─── Given information

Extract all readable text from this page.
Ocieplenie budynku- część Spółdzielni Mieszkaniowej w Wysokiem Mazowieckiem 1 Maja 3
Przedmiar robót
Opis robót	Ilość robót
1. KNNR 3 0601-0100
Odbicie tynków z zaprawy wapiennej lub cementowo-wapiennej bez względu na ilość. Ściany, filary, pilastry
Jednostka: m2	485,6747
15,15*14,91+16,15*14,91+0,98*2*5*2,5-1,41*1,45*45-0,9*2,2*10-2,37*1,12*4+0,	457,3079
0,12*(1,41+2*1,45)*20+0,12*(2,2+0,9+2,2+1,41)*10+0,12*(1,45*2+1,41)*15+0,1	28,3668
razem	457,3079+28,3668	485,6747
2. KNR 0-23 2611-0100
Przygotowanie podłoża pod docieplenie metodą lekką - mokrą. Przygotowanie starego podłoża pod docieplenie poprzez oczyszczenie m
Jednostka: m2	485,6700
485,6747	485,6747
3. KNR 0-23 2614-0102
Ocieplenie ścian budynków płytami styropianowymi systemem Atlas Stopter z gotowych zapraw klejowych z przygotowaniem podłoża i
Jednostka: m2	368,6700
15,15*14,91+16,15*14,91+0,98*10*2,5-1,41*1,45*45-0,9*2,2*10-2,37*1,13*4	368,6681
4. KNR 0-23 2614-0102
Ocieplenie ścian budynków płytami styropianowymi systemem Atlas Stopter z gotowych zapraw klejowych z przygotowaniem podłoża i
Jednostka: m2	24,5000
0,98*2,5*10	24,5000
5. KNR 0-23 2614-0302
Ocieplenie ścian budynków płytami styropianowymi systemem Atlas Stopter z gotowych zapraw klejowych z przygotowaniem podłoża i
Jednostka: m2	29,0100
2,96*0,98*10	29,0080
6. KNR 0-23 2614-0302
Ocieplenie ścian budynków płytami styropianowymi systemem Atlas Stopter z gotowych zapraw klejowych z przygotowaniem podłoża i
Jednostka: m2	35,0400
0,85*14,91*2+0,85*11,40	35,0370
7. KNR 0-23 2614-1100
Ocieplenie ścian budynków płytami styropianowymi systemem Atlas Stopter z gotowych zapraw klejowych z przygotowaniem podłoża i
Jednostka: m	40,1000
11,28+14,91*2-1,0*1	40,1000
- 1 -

──────

■ **Objective**
Give the listing again, word for word.

■ **Answer to the problem**
Extract all readable text from this page.
Ocieplenie budynku- część Spółdzielni Mieszkaniowej w Wysokiem Mazowieckiem 1 Maja 3
Przedmiar robót
Opis robót	Ilość robót
1. KNNR 3 0601-0100
Odbicie tynków z zaprawy wapiennej lub cementowo-wapiennej bez względu na ilość. Ściany, filary, pilastry
Jednostka: m2	485,6747
15,15*14,91+16,15*14,91+0,98*2*5*2,5-1,41*1,45*45-0,9*2,2*10-2,37*1,12*4+0,	457,3079
0,12*(1,41+2*1,45)*20+0,12*(2,2+0,9+2,2+1,41)*10+0,12*(1,45*2+1,41)*15+0,1	28,3668
razem	457,3079+28,3668	485,6747
2. KNR 0-23 2611-0100
Przygotowanie podłoża pod docieplenie metodą lekką - mokrą. Przygotowanie starego podłoża pod docieplenie poprzez oczyszczenie m
Jednostka: m2	485,6700
485,6747	485,6747
3. KNR 0-23 2614-0102
Ocieplenie ścian budynków płytami styropianowymi systemem Atlas Stopter z gotowych zapraw klejowych z przygotowaniem podłoża i
Jednostka: m2	368,6700
15,15*14,91+16,15*14,91+0,98*10*2,5-1,41*1,45*45-0,9*2,2*10-2,37*1,13*4	368,6681
4. KNR 0-23 2614-0102
Ocieplenie ścian budynków płytami styropianowymi systemem Atlas Stopter z gotowych zapraw klejowych z przygotowaniem podłoża i
Jednostka: m2	24,5000
0,98*2,5*10	24,5000
5. KNR 0-23 2614-0302
Ocieplenie ścian budynków płytami styropianowymi systemem Atlas Stopter z gotowych zapraw klejowych z przygotowaniem podłoża i
Jednostka: m2	29,0100
2,96*0,98*10	29,0080
6. KNR 0-23 2614-0302
Ocieplenie ścian budynków płytami styropianowymi systemem Atlas Stopter z gotowych zapraw klejowych z przygotowaniem podłoża i
Jednostka: m2	35,0400
0,85*14,91*2+0,85*11,40	35,0370
7. KNR 0-23 2614-1100
Ocieplenie ścian budynków płytami styropianowymi systemem Atlas Stopter z gotowych zapraw klejowych z przygotowaniem podłoża i
Jednostka: m	40,1000
11,28+14,91*2-1,0*1	40,1000
- 1 -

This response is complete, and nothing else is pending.